Stated problem: Copy every line of the material below word for word.

Data lines:
------

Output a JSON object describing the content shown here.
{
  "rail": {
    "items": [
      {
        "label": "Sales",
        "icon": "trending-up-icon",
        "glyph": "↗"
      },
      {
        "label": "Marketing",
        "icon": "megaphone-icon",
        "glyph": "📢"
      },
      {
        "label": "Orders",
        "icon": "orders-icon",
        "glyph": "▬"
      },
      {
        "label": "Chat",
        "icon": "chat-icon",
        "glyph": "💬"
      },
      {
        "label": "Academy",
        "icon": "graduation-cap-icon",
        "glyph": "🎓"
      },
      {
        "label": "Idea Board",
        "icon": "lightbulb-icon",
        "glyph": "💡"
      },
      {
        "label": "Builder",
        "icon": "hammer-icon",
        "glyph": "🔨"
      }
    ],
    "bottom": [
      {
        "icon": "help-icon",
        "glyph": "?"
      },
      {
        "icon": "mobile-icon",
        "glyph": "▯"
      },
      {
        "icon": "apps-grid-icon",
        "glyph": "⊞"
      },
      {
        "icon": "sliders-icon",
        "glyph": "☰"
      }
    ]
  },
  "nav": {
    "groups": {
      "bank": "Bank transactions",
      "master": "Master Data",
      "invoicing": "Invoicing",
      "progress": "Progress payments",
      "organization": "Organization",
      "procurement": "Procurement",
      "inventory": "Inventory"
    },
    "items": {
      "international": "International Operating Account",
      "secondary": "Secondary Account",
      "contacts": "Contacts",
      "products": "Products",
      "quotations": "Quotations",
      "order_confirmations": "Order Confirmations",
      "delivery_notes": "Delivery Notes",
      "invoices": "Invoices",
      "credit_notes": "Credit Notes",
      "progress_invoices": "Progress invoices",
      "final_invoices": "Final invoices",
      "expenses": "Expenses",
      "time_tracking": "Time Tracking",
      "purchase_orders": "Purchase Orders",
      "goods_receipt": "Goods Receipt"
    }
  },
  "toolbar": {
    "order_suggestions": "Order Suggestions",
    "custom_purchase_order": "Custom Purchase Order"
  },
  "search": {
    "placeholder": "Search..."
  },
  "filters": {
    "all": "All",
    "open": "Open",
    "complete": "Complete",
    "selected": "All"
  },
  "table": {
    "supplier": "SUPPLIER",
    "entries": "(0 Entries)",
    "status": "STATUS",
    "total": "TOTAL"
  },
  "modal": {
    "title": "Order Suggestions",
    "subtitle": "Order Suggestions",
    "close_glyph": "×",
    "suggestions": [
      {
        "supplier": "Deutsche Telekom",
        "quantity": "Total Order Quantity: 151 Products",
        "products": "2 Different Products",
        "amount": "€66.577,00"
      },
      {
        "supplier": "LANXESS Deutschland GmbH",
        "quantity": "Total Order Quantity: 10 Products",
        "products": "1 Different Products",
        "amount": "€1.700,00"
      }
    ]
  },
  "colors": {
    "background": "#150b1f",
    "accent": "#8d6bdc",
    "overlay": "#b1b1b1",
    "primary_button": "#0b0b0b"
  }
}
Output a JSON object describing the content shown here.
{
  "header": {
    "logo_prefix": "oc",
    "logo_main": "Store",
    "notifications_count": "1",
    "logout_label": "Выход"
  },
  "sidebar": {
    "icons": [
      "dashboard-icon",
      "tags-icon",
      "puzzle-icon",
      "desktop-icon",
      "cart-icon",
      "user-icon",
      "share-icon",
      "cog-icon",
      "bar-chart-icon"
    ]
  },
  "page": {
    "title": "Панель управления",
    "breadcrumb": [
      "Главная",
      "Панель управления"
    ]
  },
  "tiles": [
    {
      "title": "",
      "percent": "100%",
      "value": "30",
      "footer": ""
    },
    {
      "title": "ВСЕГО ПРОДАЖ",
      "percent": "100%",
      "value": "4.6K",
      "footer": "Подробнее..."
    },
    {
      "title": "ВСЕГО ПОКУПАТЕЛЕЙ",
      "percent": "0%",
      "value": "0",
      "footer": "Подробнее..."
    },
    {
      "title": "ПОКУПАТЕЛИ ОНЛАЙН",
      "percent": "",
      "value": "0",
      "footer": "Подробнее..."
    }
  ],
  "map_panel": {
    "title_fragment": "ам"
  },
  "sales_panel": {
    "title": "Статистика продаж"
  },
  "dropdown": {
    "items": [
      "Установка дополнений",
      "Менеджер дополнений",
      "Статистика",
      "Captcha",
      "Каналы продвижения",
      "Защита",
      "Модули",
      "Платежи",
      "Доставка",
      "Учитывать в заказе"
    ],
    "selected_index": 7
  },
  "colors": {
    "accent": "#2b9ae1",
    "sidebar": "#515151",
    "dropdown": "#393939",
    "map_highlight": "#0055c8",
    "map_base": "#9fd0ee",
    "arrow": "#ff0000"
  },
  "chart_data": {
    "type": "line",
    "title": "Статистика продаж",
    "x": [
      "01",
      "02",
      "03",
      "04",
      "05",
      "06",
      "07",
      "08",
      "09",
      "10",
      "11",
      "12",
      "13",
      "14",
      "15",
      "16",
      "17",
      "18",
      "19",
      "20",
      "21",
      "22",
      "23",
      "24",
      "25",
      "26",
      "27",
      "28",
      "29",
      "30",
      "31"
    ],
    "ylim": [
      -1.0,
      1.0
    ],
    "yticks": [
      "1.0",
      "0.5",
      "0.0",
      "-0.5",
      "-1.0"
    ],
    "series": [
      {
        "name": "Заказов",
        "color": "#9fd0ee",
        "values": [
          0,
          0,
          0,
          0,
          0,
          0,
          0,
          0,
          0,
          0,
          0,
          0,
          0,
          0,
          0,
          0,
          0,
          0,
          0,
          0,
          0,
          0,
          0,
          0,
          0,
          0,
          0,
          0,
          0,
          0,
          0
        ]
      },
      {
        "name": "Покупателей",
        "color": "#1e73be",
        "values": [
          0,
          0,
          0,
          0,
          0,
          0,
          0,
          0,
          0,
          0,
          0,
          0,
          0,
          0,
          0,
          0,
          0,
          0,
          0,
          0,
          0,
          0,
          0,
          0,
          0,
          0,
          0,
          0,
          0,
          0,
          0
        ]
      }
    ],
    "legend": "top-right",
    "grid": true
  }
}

------

Answer in full:
Output a JSON object describing the content shown here.
{
  "rail": {
    "items": [
      {
        "label": "Sales",
        "icon": "trending-up-icon",
        "glyph": "↗"
      },
      {
        "label": "Marketing",
        "icon": "megaphone-icon",
        "glyph": "📢"
      },
      {
        "label": "Orders",
        "icon": "orders-icon",
        "glyph": "▬"
      },
      {
        "label": "Chat",
        "icon": "chat-icon",
        "glyph": "💬"
      },
      {
        "label": "Academy",
        "icon": "graduation-cap-icon",
        "glyph": "🎓"
      },
      {
        "label": "Idea Board",
        "icon": "lightbulb-icon",
        "glyph": "💡"
      },
      {
        "label": "Builder",
        "icon": "hammer-icon",
        "glyph": "🔨"
      }
    ],
    "bottom": [
      {
        "icon": "help-icon",
        "glyph": "?"
      },
      {
        "icon": "mobile-icon",
        "glyph": "▯"
      },
      {
        "icon": "apps-grid-icon",
        "glyph": "⊞"
      },
      {
        "icon": "sliders-icon",
        "glyph": "☰"
      }
    ]
  },
  "nav": {
    "groups": {
      "bank": "Bank transactions",
      "master": "Master Data",
      "invoicing": "Invoicing",
      "progress": "Progress payments",
      "organization": "Organization",
      "procurement": "Procurement",
      "inventory": "Inventory"
    },
    "items": {
      "international": "International Operating Account",
      "secondary": "Secondary Account",
      "contacts": "Contacts",
      "products": "Products",
      "quotations": "Quotations",
      "order_confirmations": "Order Confirmations",
      "delivery_notes": "Delivery Notes",
      "invoices": "Invoices",
      "credit_notes": "Credit Notes",
      "progress_invoices": "Progress invoices",
      "final_invoices": "Final invoices",
      "expenses": "Expenses",
      "time_tracking": "Time Tracking",
      "purchase_orders": "Purchase Orders",
      "goods_receipt": "Goods Receipt"
    }
  },
  "toolbar": {
    "order_suggestions": "Order Suggestions",
    "custom_purchase_order": "Custom Purchase Order"
  },
  "search": {
    "placeholder": "Search..."
  },
  "filters": {
    "all": "All",
    "open": "Open",
    "complete": "Complete",
    "selected": "All"
  },
  "table": {
    "supplier": "SUPPLIER",
    "entries": "(0 Entries)",
    "status": "STATUS",
    "total": "TOTAL"
  },
  "modal": {
    "title": "Order Suggestions",
    "subtitle": "Order Suggestions",
    "close_glyph": "×",
    "suggestions": [
      {
        "supplier": "Deutsche Telekom",
        "quantity": "Total Order Quantity: 151 Products",
        "products": "2 Different Products",
        "amount": "€66.577,00"
      },
      {
        "supplier": "LANXESS Deutschland GmbH",
        "quantity": "Total Order Quantity: 10 Products",
        "products": "1 Different Products",
        "amount": "€1.700,00"
      }
    ]
  },
  "colors": {
    "background": "#150b1f",
    "accent": "#8d6bdc",
    "overlay": "#b1b1b1",
    "primary_button": "#0b0b0b"
  }
}
Output a JSON object describing the content shown here.
{
  "header": {
    "logo_prefix": "oc",
    "logo_main": "Store",
    "notifications_count": "1",
    "logout_label": "Выход"
  },
  "sidebar": {
    "icons": [
      "dashboard-icon",
      "tags-icon",
      "puzzle-icon",
      "desktop-icon",
      "cart-icon",
      "user-icon",
      "share-icon",
      "cog-icon",
      "bar-chart-icon"
    ]
  },
  "page": {
    "title": "Панель управления",
    "breadcrumb": [
      "Главная",
      "Панель управления"
    ]
  },
  "tiles": [
    {
      "title": "",
      "percent": "100%",
      "value": "30",
      "footer": ""
    },
    {
      "title": "ВСЕГО ПРОДАЖ",
      "percent": "100%",
      "value": "4.6K",
      "footer": "Подробнее..."
    },
    {
      "title": "ВСЕГО ПОКУПАТЕЛЕЙ",
      "percent": "0%",
      "value": "0",
      "footer": "Подробнее..."
    },
    {
      "title": "ПОКУПАТЕЛИ ОНЛАЙН",
      "percent": "",
      "value": "0",
      "footer": "Подробнее..."
    }
  ],
  "map_panel": {
    "title_fragment": "ам"
  },
  "sales_panel": {
    "title": "Статистика продаж"
  },
  "dropdown": {
    "items": [
      "Установка дополнений",
      "Менеджер дополнений",
      "Статистика",
      "Captcha",
      "Каналы продвижения",
      "Защита",
      "Модули",
      "Платежи",
      "Доставка",
      "Учитывать в заказе"
    ],
    "selected_index": 7
  },
  "colors": {
    "accent": "#2b9ae1",
    "sidebar": "#515151",
    "dropdown": "#393939",
    "map_highlight": "#0055c8",
    "map_base": "#9fd0ee",
    "arrow": "#ff0000"
  },
  "chart_data": {
    "type": "line",
    "title": "Статистика продаж",
    "x": [
      "01",
      "02",
      "03",
      "04",
      "05",
      "06",
      "07",
      "08",
      "09",
      "10",
      "11",
      "12",
      "13",
      "14",
      "15",
      "16",
      "17",
      "18",
      "19",
      "20",
      "21",
      "22",
      "23",
      "24",
      "25",
      "26",
      "27",
      "28",
      "29",
      "30",
      "31"
    ],
    "ylim": [
      -1.0,
      1.0
    ],
    "yticks": [
      "1.0",
      "0.5",
      "0.0",
      "-0.5",
      "-1.0"
    ],
    "series": [
      {
        "name": "Заказов",
        "color": "#9fd0ee",
        "values": [
          0,
          0,
          0,
          0,
          0,
          0,
          0,
          0,
          0,
          0,
          0,
          0,
          0,
          0,
          0,
          0,
          0,
          0,
          0,
          0,
          0,
          0,
          0,
          0,
          0,
          0,
          0,
          0,
          0,
          0,
          0
        ]
      },
      {
        "name": "Покупателей",
        "color": "#1e73be",
        "values": [
          0,
          0,
          0,
          0,
          0,
          0,
          0,
          0,
          0,
          0,
          0,
          0,
          0,
          0,
          0,
          0,
          0,
          0,
          0,
          0,
          0,
          0,
          0,
          0,
          0,
          0,
          0,
          0,
          0,
          0,
          0
        ]
      }
    ],
    "legend": "top-right",
    "grid": true
  }
}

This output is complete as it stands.